═════ Material to process ═════

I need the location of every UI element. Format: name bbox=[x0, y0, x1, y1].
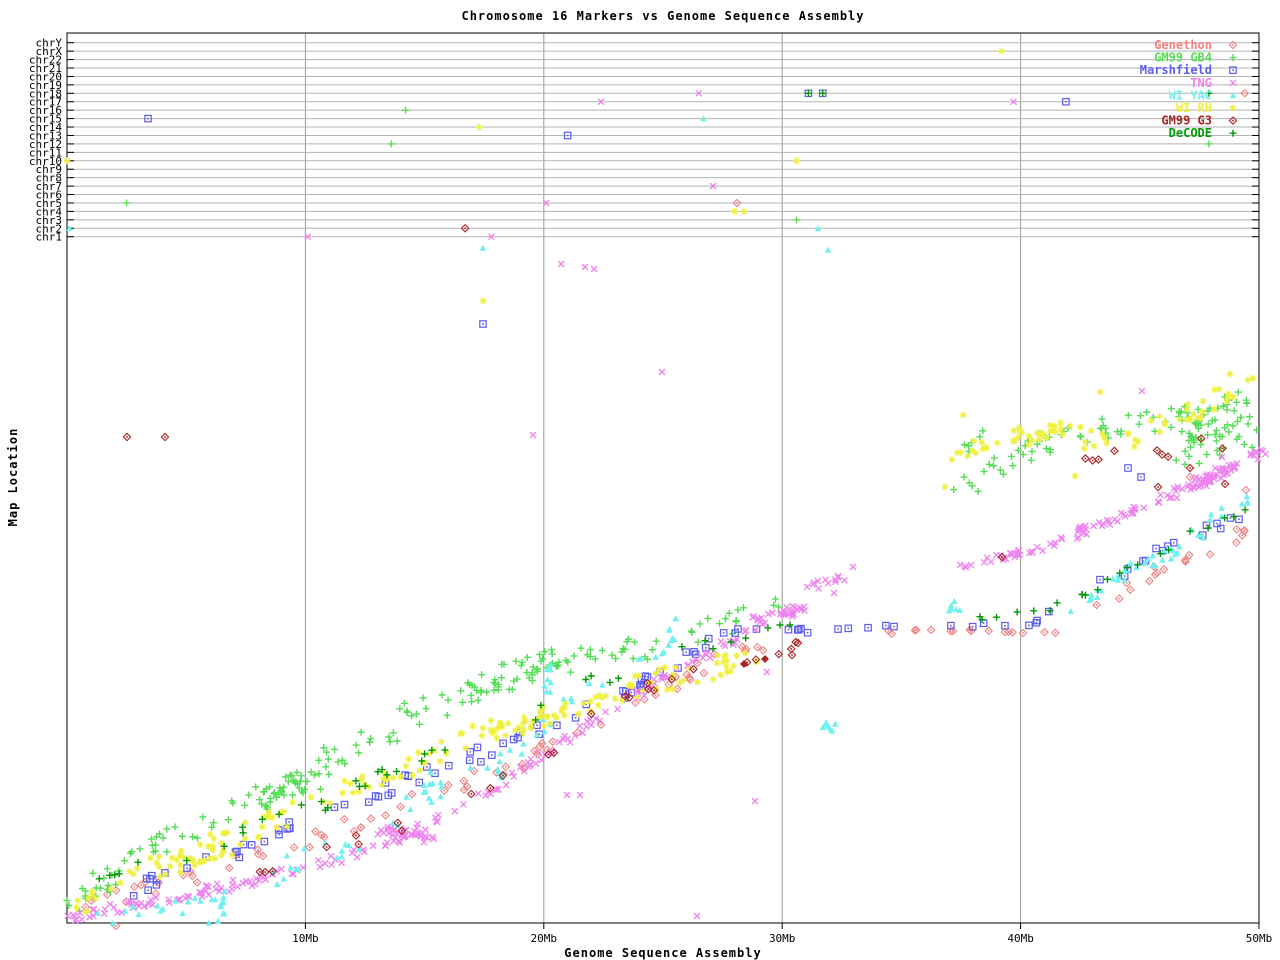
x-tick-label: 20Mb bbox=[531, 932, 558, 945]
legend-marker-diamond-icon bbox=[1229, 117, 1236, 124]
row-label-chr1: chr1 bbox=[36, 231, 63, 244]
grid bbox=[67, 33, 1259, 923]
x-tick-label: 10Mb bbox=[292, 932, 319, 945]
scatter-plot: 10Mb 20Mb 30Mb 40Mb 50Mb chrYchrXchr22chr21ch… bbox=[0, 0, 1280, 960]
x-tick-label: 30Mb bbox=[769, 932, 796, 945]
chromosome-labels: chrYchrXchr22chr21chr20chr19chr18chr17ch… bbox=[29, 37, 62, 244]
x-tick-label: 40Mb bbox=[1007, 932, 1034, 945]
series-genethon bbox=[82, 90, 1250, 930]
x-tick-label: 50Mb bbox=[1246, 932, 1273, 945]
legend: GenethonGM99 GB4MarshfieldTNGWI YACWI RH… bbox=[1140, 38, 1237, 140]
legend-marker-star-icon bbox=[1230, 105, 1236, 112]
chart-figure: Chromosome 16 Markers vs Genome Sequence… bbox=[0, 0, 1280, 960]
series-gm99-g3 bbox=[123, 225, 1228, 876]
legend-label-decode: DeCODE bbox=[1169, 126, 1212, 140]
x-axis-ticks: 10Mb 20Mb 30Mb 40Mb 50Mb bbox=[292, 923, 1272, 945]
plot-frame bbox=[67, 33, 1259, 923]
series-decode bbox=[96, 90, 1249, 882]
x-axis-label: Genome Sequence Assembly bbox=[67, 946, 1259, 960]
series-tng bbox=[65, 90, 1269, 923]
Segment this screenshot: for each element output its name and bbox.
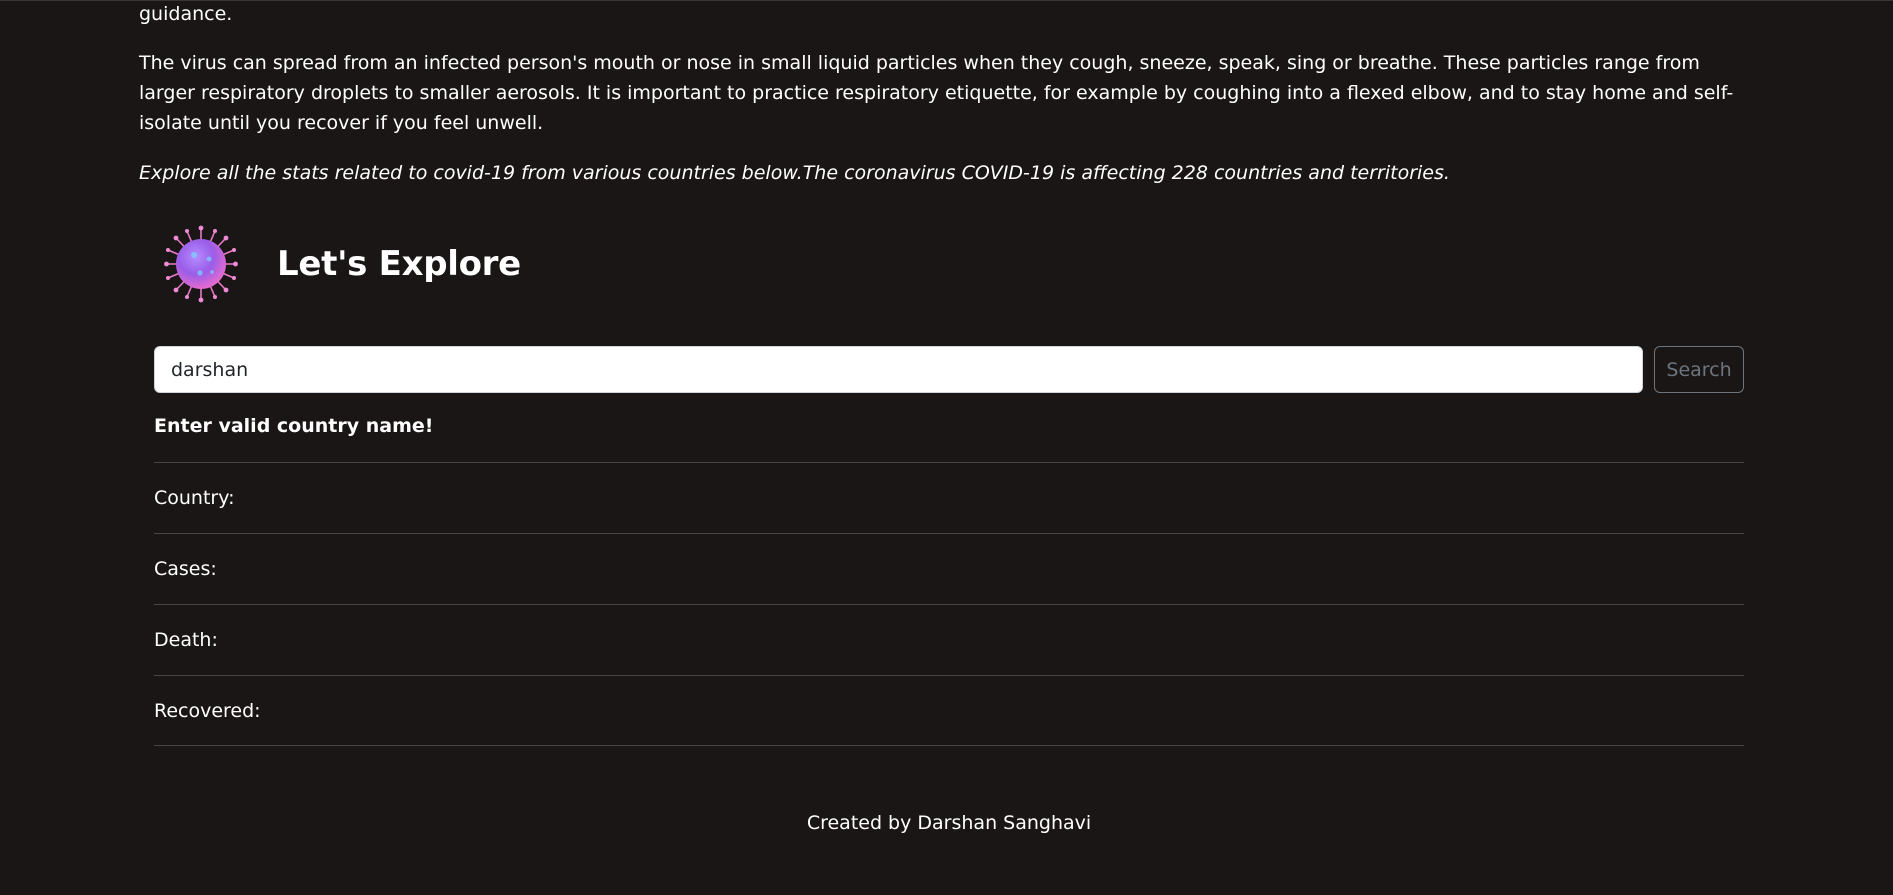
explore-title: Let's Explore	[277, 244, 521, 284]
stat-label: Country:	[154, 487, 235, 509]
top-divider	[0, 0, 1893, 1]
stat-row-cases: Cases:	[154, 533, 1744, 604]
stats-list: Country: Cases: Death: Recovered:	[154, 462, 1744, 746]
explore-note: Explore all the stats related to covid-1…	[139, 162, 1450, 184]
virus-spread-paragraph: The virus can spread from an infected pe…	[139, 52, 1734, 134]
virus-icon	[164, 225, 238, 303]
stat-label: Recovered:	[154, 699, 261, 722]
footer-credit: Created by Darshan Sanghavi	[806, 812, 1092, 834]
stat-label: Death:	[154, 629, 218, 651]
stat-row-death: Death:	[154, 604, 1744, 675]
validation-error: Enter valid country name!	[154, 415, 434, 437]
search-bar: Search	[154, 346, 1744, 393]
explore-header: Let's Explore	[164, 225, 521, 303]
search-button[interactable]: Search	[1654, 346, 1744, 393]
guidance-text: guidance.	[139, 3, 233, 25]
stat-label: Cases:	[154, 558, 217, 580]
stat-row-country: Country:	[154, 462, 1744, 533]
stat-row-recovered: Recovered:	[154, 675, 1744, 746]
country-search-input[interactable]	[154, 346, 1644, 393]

═════

In the data, the line that contains "Segment this screenshot: for" begins the part to write out; restate it and each line after it word for word through the end, with no pictures.

Segment this screenshot: for each element output its name and bbox.
explore-title: Let's Explore	[277, 244, 521, 284]
stat-label: Country:	[154, 487, 235, 509]
top-divider	[0, 0, 1893, 1]
stat-row-cases: Cases:	[154, 533, 1744, 604]
stats-list: Country: Cases: Death: Recovered:	[154, 462, 1744, 746]
explore-note: Explore all the stats related to covid-1…	[139, 162, 1450, 184]
virus-spread-paragraph: The virus can spread from an infected pe…	[139, 52, 1734, 134]
virus-icon	[164, 225, 238, 303]
stat-label: Recovered:	[154, 699, 261, 722]
footer-credit: Created by Darshan Sanghavi	[806, 812, 1092, 834]
stat-label: Death:	[154, 629, 218, 651]
stat-row-death: Death:	[154, 604, 1744, 675]
validation-error: Enter valid country name!	[154, 415, 434, 437]
search-bar: Search	[154, 346, 1744, 393]
explore-header: Let's Explore	[164, 225, 521, 303]
search-button[interactable]: Search	[1654, 346, 1744, 393]
guidance-text: guidance.	[139, 3, 233, 25]
stat-label: Cases:	[154, 558, 217, 580]
stat-row-country: Country:	[154, 462, 1744, 533]
stat-row-recovered: Recovered:	[154, 675, 1744, 746]
country-search-input[interactable]	[154, 346, 1644, 393]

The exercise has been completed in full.